● Set exercise
Assemble all lines in which the string "teaspoons" appears.

● Extracted data
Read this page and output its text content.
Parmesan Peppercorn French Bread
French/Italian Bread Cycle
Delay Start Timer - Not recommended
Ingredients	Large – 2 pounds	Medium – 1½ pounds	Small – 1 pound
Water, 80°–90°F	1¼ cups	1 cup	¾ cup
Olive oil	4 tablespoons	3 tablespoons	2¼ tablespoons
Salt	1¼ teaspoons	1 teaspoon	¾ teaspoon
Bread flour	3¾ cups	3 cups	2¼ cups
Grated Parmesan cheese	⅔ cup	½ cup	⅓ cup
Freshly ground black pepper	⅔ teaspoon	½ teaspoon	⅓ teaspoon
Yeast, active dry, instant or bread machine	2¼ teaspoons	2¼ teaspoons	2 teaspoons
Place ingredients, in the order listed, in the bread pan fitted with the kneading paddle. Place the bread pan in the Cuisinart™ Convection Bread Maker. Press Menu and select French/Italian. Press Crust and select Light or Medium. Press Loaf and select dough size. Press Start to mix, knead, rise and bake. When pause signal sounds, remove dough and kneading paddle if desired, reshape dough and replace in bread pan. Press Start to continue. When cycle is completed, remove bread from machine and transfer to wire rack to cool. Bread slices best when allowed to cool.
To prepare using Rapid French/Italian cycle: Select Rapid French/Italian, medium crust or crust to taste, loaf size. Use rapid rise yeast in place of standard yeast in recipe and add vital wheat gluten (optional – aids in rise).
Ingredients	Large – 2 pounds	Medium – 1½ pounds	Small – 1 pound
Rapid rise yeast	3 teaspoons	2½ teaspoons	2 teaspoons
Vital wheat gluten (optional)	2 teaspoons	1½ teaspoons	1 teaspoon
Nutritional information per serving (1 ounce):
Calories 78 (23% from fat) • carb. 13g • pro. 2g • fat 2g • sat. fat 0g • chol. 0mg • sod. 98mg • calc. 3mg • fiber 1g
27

● Final result
Salt	1¼ teaspoons	1 teaspoon	¾ teaspoon
Yeast, active dry, instant or bread machine	2¼ teaspoons	2¼ teaspoons	2 teaspoons
Rapid rise yeast	3 teaspoons	2½ teaspoons	2 teaspoons
Vital wheat gluten (optional)	2 teaspoons	1½ teaspoons	1 teaspoon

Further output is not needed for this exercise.